═════ Exercise data
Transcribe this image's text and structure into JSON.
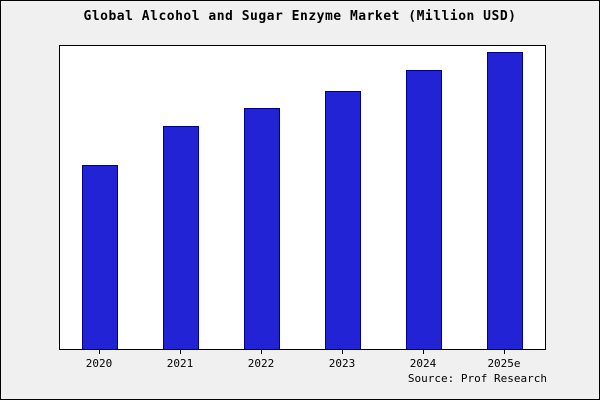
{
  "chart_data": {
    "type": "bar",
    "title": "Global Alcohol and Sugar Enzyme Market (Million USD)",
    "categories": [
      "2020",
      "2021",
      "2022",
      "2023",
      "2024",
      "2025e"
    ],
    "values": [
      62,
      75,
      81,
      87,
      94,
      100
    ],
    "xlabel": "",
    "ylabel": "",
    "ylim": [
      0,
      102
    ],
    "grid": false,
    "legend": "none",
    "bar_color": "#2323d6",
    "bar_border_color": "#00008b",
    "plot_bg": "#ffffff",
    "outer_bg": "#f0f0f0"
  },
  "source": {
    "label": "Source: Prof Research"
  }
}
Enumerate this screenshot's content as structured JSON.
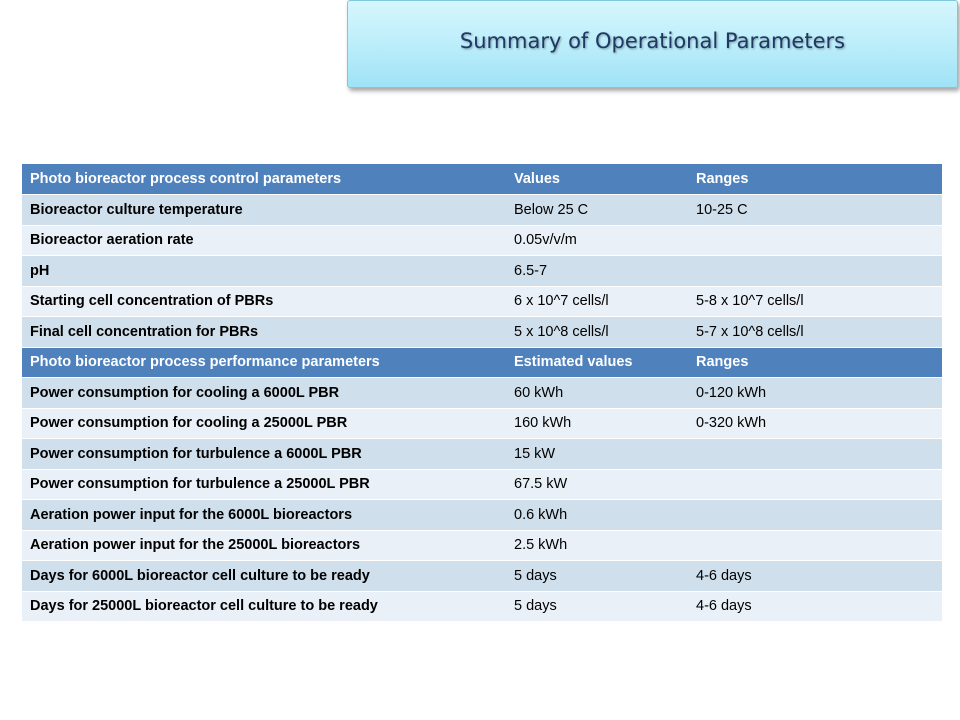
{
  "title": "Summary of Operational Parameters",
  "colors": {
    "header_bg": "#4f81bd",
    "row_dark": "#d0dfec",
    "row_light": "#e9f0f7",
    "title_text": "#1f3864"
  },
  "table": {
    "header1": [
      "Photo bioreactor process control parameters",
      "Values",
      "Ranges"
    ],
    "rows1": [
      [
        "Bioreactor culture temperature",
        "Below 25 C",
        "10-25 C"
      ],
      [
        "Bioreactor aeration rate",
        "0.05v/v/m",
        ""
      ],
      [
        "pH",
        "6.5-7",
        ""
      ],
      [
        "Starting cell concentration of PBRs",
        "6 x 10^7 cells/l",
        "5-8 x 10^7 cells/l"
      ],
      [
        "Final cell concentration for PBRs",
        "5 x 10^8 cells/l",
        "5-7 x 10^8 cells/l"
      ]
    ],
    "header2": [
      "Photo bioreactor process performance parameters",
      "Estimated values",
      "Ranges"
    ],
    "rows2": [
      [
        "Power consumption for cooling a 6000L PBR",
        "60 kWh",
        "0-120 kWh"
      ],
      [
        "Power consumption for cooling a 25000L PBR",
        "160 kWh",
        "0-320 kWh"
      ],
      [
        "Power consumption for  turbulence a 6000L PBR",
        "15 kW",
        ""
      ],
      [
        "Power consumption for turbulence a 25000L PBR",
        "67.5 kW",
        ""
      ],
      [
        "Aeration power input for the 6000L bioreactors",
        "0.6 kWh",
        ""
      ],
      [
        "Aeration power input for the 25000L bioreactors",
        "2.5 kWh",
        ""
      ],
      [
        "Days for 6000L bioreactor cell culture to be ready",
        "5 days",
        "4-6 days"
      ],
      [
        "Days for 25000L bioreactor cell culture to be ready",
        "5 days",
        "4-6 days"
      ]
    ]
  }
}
══════════
▶ _Goal of the exercise_: Without the pictures, copy out all the records above exactly.

▶ _Written response_:
Transcribe this image's text and structure into JSON.
{
  "chart_data": {
    "type": "bar",
    "title": "Global Alcohol and Sugar Enzyme Market (Million USD)",
    "categories": [
      "2020",
      "2021",
      "2022",
      "2023",
      "2024",
      "2025e"
    ],
    "values": [
      62,
      75,
      81,
      87,
      94,
      100
    ],
    "xlabel": "",
    "ylabel": "",
    "ylim": [
      0,
      102
    ],
    "grid": false,
    "legend": "none",
    "bar_color": "#2323d6",
    "bar_border_color": "#00008b",
    "plot_bg": "#ffffff",
    "outer_bg": "#f0f0f0"
  },
  "source": {
    "label": "Source: Prof Research"
  }
}
Enumerate this screenshot's content as structured JSON.
{
  "title": "Summary of Operational Parameters",
  "colors": {
    "header_bg": "#4f81bd",
    "row_dark": "#d0dfec",
    "row_light": "#e9f0f7",
    "title_text": "#1f3864"
  },
  "table": {
    "header1": [
      "Photo bioreactor process control parameters",
      "Values",
      "Ranges"
    ],
    "rows1": [
      [
        "Bioreactor culture temperature",
        "Below 25 C",
        "10-25 C"
      ],
      [
        "Bioreactor aeration rate",
        "0.05v/v/m",
        ""
      ],
      [
        "pH",
        "6.5-7",
        ""
      ],
      [
        "Starting cell concentration of PBRs",
        "6 x 10^7 cells/l",
        "5-8 x 10^7 cells/l"
      ],
      [
        "Final cell concentration for PBRs",
        "5 x 10^8 cells/l",
        "5-7 x 10^8 cells/l"
      ]
    ],
    "header2": [
      "Photo bioreactor process performance parameters",
      "Estimated values",
      "Ranges"
    ],
    "rows2": [
      [
        "Power consumption for cooling a 6000L PBR",
        "60 kWh",
        "0-120 kWh"
      ],
      [
        "Power consumption for cooling a 25000L PBR",
        "160 kWh",
        "0-320 kWh"
      ],
      [
        "Power consumption for  turbulence a 6000L PBR",
        "15 kW",
        ""
      ],
      [
        "Power consumption for turbulence a 25000L PBR",
        "67.5 kW",
        ""
      ],
      [
        "Aeration power input for the 6000L bioreactors",
        "0.6 kWh",
        ""
      ],
      [
        "Aeration power input for the 25000L bioreactors",
        "2.5 kWh",
        ""
      ],
      [
        "Days for 6000L bioreactor cell culture to be ready",
        "5 days",
        "4-6 days"
      ],
      [
        "Days for 25000L bioreactor cell culture to be ready",
        "5 days",
        "4-6 days"
      ]
    ]
  }
}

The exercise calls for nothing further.